# START OF Dataset excerpts

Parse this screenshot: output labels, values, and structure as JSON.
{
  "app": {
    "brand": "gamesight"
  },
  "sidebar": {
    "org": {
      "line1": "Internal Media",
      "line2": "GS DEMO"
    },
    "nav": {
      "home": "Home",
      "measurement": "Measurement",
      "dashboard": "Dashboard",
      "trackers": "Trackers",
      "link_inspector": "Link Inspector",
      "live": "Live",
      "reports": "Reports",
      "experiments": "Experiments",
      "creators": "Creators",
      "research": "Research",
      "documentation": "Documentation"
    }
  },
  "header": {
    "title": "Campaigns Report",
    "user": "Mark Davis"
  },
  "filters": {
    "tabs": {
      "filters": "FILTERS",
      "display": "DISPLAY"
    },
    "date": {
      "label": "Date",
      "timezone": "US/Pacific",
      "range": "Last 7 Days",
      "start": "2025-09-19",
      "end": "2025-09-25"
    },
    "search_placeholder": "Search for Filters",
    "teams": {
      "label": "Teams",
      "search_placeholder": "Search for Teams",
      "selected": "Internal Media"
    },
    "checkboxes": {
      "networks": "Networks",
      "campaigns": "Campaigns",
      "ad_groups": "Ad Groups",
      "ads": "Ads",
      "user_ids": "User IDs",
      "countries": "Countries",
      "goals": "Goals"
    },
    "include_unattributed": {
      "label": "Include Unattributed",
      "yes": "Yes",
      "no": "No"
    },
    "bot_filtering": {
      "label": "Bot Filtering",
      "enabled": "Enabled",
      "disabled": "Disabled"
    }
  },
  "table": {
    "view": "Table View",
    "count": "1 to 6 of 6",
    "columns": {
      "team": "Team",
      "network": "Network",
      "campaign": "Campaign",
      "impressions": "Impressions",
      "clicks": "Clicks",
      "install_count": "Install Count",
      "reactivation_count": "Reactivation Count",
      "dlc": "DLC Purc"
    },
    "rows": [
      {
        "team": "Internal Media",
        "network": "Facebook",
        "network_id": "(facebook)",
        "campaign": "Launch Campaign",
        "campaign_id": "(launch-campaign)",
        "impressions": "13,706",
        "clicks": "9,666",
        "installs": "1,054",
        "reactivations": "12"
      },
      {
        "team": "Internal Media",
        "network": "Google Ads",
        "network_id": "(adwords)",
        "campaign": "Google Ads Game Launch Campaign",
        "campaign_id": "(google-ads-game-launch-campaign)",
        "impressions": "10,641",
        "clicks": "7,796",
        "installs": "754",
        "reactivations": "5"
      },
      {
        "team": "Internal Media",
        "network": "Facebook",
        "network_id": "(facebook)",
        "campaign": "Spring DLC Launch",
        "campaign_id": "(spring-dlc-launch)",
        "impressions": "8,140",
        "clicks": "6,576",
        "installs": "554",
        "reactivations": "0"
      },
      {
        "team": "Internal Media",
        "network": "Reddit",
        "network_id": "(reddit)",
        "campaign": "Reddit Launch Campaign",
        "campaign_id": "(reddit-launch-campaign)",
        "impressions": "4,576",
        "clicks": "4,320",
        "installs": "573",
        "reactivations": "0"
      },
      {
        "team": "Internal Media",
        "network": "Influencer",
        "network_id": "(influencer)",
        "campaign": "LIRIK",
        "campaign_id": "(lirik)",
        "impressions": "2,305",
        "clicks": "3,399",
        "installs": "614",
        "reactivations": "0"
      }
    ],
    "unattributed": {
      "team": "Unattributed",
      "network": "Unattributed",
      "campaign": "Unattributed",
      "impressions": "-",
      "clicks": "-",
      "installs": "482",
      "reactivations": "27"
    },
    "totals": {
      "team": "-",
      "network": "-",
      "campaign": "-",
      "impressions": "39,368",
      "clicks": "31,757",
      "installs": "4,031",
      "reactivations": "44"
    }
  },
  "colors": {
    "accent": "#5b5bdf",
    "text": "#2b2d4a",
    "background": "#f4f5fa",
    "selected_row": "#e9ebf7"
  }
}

# END OF Dataset excerpts

== To be done ==
Retype the entries exactly, including every line.

== The result ==
Parse this screenshot: output labels, values, and structure as JSON.
{
  "app": {
    "brand": "gamesight"
  },
  "sidebar": {
    "org": {
      "line1": "Internal Media",
      "line2": "GS DEMO"
    },
    "nav": {
      "home": "Home",
      "measurement": "Measurement",
      "dashboard": "Dashboard",
      "trackers": "Trackers",
      "link_inspector": "Link Inspector",
      "live": "Live",
      "reports": "Reports",
      "experiments": "Experiments",
      "creators": "Creators",
      "research": "Research",
      "documentation": "Documentation"
    }
  },
  "header": {
    "title": "Campaigns Report",
    "user": "Mark Davis"
  },
  "filters": {
    "tabs": {
      "filters": "FILTERS",
      "display": "DISPLAY"
    },
    "date": {
      "label": "Date",
      "timezone": "US/Pacific",
      "range": "Last 7 Days",
      "start": "2025-09-19",
      "end": "2025-09-25"
    },
    "search_placeholder": "Search for Filters",
    "teams": {
      "label": "Teams",
      "search_placeholder": "Search for Teams",
      "selected": "Internal Media"
    },
    "checkboxes": {
      "networks": "Networks",
      "campaigns": "Campaigns",
      "ad_groups": "Ad Groups",
      "ads": "Ads",
      "user_ids": "User IDs",
      "countries": "Countries",
      "goals": "Goals"
    },
    "include_unattributed": {
      "label": "Include Unattributed",
      "yes": "Yes",
      "no": "No"
    },
    "bot_filtering": {
      "label": "Bot Filtering",
      "enabled": "Enabled",
      "disabled": "Disabled"
    }
  },
  "table": {
    "view": "Table View",
    "count": "1 to 6 of 6",
    "columns": {
      "team": "Team",
      "network": "Network",
      "campaign": "Campaign",
      "impressions": "Impressions",
      "clicks": "Clicks",
      "install_count": "Install Count",
      "reactivation_count": "Reactivation Count",
      "dlc": "DLC Purc"
    },
    "rows": [
      {
        "team": "Internal Media",
        "network": "Facebook",
        "network_id": "(facebook)",
        "campaign": "Launch Campaign",
        "campaign_id": "(launch-campaign)",
        "impressions": "13,706",
        "clicks": "9,666",
        "installs": "1,054",
        "reactivations": "12"
      },
      {
        "team": "Internal Media",
        "network": "Google Ads",
        "network_id": "(adwords)",
        "campaign": "Google Ads Game Launch Campaign",
        "campaign_id": "(google-ads-game-launch-campaign)",
        "impressions": "10,641",
        "clicks": "7,796",
        "installs": "754",
        "reactivations": "5"
      },
      {
        "team": "Internal Media",
        "network": "Facebook",
        "network_id": "(facebook)",
        "campaign": "Spring DLC Launch",
        "campaign_id": "(spring-dlc-launch)",
        "impressions": "8,140",
        "clicks": "6,576",
        "installs": "554",
        "reactivations": "0"
      },
      {
        "team": "Internal Media",
        "network": "Reddit",
        "network_id": "(reddit)",
        "campaign": "Reddit Launch Campaign",
        "campaign_id": "(reddit-launch-campaign)",
        "impressions": "4,576",
        "clicks": "4,320",
        "installs": "573",
        "reactivations": "0"
      },
      {
        "team": "Internal Media",
        "network": "Influencer",
        "network_id": "(influencer)",
        "campaign": "LIRIK",
        "campaign_id": "(lirik)",
        "impressions": "2,305",
        "clicks": "3,399",
        "installs": "614",
        "reactivations": "0"
      }
    ],
    "unattributed": {
      "team": "Unattributed",
      "network": "Unattributed",
      "campaign": "Unattributed",
      "impressions": "-",
      "clicks": "-",
      "installs": "482",
      "reactivations": "27"
    },
    "totals": {
      "team": "-",
      "network": "-",
      "campaign": "-",
      "impressions": "39,368",
      "clicks": "31,757",
      "installs": "4,031",
      "reactivations": "44"
    }
  },
  "colors": {
    "accent": "#5b5bdf",
    "text": "#2b2d4a",
    "background": "#f4f5fa",
    "selected_row": "#e9ebf7"
  }
}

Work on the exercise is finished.